Below are some records. Copy every line in them that holds "JSON".

— begin RECORDS PROVIDED —

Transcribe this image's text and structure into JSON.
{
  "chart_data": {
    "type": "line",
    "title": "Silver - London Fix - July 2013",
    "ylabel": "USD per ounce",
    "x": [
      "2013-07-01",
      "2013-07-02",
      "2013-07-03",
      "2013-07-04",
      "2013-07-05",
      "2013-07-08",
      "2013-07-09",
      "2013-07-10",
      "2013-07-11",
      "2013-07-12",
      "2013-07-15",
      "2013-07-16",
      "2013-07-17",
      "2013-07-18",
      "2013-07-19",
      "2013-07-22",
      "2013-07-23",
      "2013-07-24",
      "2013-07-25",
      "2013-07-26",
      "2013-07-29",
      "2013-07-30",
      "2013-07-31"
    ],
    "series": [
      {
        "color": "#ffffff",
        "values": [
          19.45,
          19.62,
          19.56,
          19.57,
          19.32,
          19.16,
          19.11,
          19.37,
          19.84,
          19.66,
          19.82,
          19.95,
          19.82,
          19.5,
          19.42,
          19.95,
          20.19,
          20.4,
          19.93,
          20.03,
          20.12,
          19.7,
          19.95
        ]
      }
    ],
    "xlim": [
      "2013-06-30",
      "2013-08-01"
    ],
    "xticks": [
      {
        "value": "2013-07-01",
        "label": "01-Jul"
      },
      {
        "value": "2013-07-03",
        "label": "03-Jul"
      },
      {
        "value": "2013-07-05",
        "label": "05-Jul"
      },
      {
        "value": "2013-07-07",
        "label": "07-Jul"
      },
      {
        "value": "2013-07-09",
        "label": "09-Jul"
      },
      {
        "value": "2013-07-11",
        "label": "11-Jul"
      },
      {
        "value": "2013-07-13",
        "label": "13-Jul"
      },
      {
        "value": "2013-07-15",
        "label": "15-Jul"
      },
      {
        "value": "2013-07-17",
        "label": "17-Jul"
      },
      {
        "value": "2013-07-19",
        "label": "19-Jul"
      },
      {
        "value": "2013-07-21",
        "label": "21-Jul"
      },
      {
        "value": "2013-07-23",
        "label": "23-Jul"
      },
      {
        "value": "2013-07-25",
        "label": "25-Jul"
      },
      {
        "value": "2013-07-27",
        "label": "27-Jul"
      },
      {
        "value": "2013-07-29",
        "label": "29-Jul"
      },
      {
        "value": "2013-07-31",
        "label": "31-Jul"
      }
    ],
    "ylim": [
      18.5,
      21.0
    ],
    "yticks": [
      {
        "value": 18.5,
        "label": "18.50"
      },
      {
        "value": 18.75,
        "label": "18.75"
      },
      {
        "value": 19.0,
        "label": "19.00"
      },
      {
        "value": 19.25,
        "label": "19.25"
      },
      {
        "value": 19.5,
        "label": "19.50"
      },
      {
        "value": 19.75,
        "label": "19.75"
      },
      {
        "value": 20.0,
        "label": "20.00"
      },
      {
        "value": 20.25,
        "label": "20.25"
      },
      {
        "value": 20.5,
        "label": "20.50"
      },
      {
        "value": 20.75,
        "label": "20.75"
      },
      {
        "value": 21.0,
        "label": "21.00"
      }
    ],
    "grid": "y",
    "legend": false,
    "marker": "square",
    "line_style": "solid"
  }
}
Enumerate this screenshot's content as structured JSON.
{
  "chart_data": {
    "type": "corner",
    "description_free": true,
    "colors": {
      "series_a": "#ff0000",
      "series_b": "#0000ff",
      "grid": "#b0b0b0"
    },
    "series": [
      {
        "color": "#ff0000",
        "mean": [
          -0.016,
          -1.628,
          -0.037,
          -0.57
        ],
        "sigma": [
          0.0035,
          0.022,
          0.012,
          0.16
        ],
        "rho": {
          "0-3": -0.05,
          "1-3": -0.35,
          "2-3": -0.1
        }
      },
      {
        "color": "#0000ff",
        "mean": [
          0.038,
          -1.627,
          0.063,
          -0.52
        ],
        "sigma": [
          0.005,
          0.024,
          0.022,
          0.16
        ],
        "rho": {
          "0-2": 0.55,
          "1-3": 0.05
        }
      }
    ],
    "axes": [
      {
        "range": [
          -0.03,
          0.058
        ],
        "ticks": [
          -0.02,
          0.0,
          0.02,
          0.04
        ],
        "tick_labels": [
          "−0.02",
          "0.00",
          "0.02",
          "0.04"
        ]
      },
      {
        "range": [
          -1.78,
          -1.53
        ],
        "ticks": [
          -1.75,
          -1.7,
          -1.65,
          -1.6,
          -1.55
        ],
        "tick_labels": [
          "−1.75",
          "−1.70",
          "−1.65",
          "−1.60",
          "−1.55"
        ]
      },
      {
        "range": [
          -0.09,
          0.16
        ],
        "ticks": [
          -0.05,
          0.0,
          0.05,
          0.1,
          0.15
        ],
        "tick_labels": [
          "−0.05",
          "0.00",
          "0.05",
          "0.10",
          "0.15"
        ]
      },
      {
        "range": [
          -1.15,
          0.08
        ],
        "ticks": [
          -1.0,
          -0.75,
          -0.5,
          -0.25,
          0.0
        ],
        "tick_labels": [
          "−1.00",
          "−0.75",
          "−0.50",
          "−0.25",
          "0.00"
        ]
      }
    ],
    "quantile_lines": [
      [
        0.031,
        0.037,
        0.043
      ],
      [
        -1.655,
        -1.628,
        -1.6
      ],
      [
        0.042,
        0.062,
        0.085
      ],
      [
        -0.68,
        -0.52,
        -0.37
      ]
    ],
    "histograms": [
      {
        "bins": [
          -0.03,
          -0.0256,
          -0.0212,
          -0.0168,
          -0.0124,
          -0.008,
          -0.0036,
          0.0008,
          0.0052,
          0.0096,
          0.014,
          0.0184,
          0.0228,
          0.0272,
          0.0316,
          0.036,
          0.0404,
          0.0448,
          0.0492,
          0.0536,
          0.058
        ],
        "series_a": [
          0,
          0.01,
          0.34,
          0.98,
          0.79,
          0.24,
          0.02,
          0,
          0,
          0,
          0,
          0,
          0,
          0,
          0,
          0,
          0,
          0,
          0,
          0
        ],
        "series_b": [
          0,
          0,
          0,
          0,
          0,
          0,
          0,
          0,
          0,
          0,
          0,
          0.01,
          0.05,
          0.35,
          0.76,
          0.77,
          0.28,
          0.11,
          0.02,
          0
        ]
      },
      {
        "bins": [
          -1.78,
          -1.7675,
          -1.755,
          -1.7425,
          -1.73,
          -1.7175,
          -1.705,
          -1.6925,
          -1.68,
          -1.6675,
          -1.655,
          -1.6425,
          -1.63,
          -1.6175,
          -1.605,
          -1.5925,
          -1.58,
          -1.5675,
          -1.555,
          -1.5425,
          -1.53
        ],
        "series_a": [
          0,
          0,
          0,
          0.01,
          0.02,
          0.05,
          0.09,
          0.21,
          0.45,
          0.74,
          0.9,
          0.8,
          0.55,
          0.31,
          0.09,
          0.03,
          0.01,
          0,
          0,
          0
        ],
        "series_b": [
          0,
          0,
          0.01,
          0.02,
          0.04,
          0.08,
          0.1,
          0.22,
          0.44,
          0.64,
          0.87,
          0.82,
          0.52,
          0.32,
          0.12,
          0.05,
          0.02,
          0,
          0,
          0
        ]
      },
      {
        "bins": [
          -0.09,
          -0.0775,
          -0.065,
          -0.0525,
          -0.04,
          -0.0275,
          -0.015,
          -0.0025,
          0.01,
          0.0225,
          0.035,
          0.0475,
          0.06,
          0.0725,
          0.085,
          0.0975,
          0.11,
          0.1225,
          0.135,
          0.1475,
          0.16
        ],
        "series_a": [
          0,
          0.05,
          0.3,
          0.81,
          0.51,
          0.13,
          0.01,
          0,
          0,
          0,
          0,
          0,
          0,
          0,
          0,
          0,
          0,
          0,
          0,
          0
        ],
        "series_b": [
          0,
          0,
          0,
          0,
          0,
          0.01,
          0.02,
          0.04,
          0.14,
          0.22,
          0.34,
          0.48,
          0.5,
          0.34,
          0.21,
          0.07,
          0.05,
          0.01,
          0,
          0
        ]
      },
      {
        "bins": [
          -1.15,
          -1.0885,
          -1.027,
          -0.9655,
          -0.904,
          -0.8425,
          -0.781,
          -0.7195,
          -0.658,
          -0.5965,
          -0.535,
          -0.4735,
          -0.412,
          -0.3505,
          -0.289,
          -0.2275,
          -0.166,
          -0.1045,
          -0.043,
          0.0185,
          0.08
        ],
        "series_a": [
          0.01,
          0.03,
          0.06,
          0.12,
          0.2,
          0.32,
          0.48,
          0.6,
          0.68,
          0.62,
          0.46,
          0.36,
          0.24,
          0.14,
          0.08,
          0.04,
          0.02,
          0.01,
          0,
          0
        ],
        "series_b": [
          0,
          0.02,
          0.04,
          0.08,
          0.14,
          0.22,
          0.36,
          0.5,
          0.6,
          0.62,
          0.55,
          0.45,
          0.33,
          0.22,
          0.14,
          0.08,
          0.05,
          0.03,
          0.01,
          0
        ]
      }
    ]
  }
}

— end RECORDS PROVIDED —

> FULL RESPONSE:
Transcribe this image's text and structure into JSON.
Enumerate this screenshot's content as structured JSON.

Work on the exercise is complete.